Dataset entries
>> START
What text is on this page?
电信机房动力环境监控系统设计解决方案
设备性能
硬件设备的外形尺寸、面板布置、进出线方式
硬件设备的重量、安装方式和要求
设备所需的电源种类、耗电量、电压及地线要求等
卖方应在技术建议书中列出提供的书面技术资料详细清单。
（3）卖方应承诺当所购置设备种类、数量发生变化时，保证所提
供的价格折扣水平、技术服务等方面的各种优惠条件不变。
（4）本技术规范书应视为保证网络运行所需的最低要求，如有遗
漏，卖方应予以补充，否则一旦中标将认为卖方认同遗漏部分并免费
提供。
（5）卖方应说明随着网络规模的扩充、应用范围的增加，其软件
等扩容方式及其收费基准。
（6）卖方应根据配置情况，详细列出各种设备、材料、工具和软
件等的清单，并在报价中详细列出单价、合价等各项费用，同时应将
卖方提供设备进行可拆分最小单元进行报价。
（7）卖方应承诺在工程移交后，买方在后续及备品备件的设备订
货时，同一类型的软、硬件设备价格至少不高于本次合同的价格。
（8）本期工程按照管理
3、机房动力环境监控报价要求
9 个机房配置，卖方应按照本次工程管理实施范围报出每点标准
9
>> END
### Task requirements
Reproduce the material precisely, including every line.

### Result
What text is on this page?
电信机房动力环境监控系统设计解决方案
设备性能
硬件设备的外形尺寸、面板布置、进出线方式
硬件设备的重量、安装方式和要求
设备所需的电源种类、耗电量、电压及地线要求等
卖方应在技术建议书中列出提供的书面技术资料详细清单。
（3）卖方应承诺当所购置设备种类、数量发生变化时，保证所提
供的价格折扣水平、技术服务等方面的各种优惠条件不变。
（4）本技术规范书应视为保证网络运行所需的最低要求，如有遗
漏，卖方应予以补充，否则一旦中标将认为卖方认同遗漏部分并免费
提供。
（5）卖方应说明随着网络规模的扩充、应用范围的增加，其软件
等扩容方式及其收费基准。
（6）卖方应根据配置情况，详细列出各种设备、材料、工具和软
件等的清单，并在报价中详细列出单价、合价等各项费用，同时应将
卖方提供设备进行可拆分最小单元进行报价。
（7）卖方应承诺在工程移交后，买方在后续及备品备件的设备订
货时，同一类型的软、硬件设备价格至少不高于本次合同的价格。
（8）本期工程按照管理
3、机房动力环境监控报价要求
9 个机房配置，卖方应按照本次工程管理实施范围报出每点标准
9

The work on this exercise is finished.